- **RECORDS FOR PROCESSING**:
________________
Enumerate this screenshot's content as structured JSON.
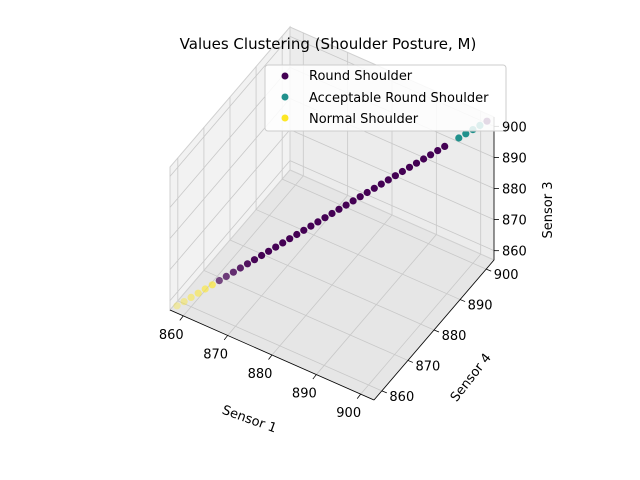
{
  "chart_data": {
    "type": "scatter",
    "projection": "3d",
    "title": "Values Clustering (Shoulder Posture, M)",
    "xlabel": "Sensor 1",
    "ylabel": "Sensor 4",
    "zlabel": "Sensor 3",
    "xlim": [
      857,
      903
    ],
    "ylim": [
      857,
      903
    ],
    "zlim": [
      857,
      903
    ],
    "xticks": [
      "860",
      "870",
      "880",
      "890",
      "900"
    ],
    "yticks": [
      "860",
      "870",
      "880",
      "890",
      "900"
    ],
    "zticks": [
      "860",
      "870",
      "880",
      "890",
      "900"
    ],
    "grid": true,
    "legend_position": "upper-right",
    "series": [
      {
        "name": "Round Shoulder",
        "color": "#440154",
        "x": [
          864,
          865,
          866,
          867,
          868,
          869,
          870,
          871,
          872,
          873,
          874,
          875,
          876,
          877,
          878,
          879,
          880,
          881,
          882,
          883,
          884,
          885,
          886,
          887,
          888,
          889,
          890,
          891,
          892,
          893,
          894,
          895,
          896,
          902
        ],
        "y": [
          864,
          865,
          866,
          867,
          868,
          869,
          870,
          871,
          872,
          873,
          874,
          875,
          876,
          877,
          878,
          879,
          880,
          881,
          882,
          883,
          884,
          885,
          886,
          887,
          888,
          889,
          890,
          891,
          892,
          893,
          894,
          895,
          896,
          902
        ],
        "z": [
          864,
          865,
          866,
          867,
          868,
          869,
          870,
          871,
          872,
          873,
          874,
          875,
          876,
          877,
          878,
          879,
          880,
          881,
          882,
          883,
          884,
          885,
          886,
          887,
          888,
          889,
          890,
          891,
          892,
          893,
          894,
          895,
          896,
          902
        ]
      },
      {
        "name": "Acceptable Round Shoulder",
        "color": "#21918c",
        "x": [
          898,
          899,
          900,
          901
        ],
        "y": [
          898,
          899,
          900,
          901
        ],
        "z": [
          898,
          899,
          900,
          901
        ]
      },
      {
        "name": "Normal Shoulder",
        "color": "#fde725",
        "x": [
          858,
          859,
          860,
          861,
          862,
          863
        ],
        "y": [
          858,
          859,
          860,
          861,
          862,
          863
        ],
        "z": [
          858,
          859,
          860,
          861,
          862,
          863
        ]
      }
    ]
  }
}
________________
- **TASK TO CARRY OUT**: Repeat each entry exactly as it appears; skip any picture.

- **TASK OUTPUT**:
Enumerate this screenshot's content as structured JSON.
{
  "chart_data": {
    "type": "scatter",
    "projection": "3d",
    "title": "Values Clustering (Shoulder Posture, M)",
    "xlabel": "Sensor 1",
    "ylabel": "Sensor 4",
    "zlabel": "Sensor 3",
    "xlim": [
      857,
      903
    ],
    "ylim": [
      857,
      903
    ],
    "zlim": [
      857,
      903
    ],
    "xticks": [
      "860",
      "870",
      "880",
      "890",
      "900"
    ],
    "yticks": [
      "860",
      "870",
      "880",
      "890",
      "900"
    ],
    "zticks": [
      "860",
      "870",
      "880",
      "890",
      "900"
    ],
    "grid": true,
    "legend_position": "upper-right",
    "series": [
      {
        "name": "Round Shoulder",
        "color": "#440154",
        "x": [
          864,
          865,
          866,
          867,
          868,
          869,
          870,
          871,
          872,
          873,
          874,
          875,
          876,
          877,
          878,
          879,
          880,
          881,
          882,
          883,
          884,
          885,
          886,
          887,
          888,
          889,
          890,
          891,
          892,
          893,
          894,
          895,
          896,
          902
        ],
        "y": [
          864,
          865,
          866,
          867,
          868,
          869,
          870,
          871,
          872,
          873,
          874,
          875,
          876,
          877,
          878,
          879,
          880,
          881,
          882,
          883,
          884,
          885,
          886,
          887,
          888,
          889,
          890,
          891,
          892,
          893,
          894,
          895,
          896,
          902
        ],
        "z": [
          864,
          865,
          866,
          867,
          868,
          869,
          870,
          871,
          872,
          873,
          874,
          875,
          876,
          877,
          878,
          879,
          880,
          881,
          882,
          883,
          884,
          885,
          886,
          887,
          888,
          889,
          890,
          891,
          892,
          893,
          894,
          895,
          896,
          902
        ]
      },
      {
        "name": "Acceptable Round Shoulder",
        "color": "#21918c",
        "x": [
          898,
          899,
          900,
          901
        ],
        "y": [
          898,
          899,
          900,
          901
        ],
        "z": [
          898,
          899,
          900,
          901
        ]
      },
      {
        "name": "Normal Shoulder",
        "color": "#fde725",
        "x": [
          858,
          859,
          860,
          861,
          862,
          863
        ],
        "y": [
          858,
          859,
          860,
          861,
          862,
          863
        ],
        "z": [
          858,
          859,
          860,
          861,
          862,
          863
        ]
      }
    ]
  }
}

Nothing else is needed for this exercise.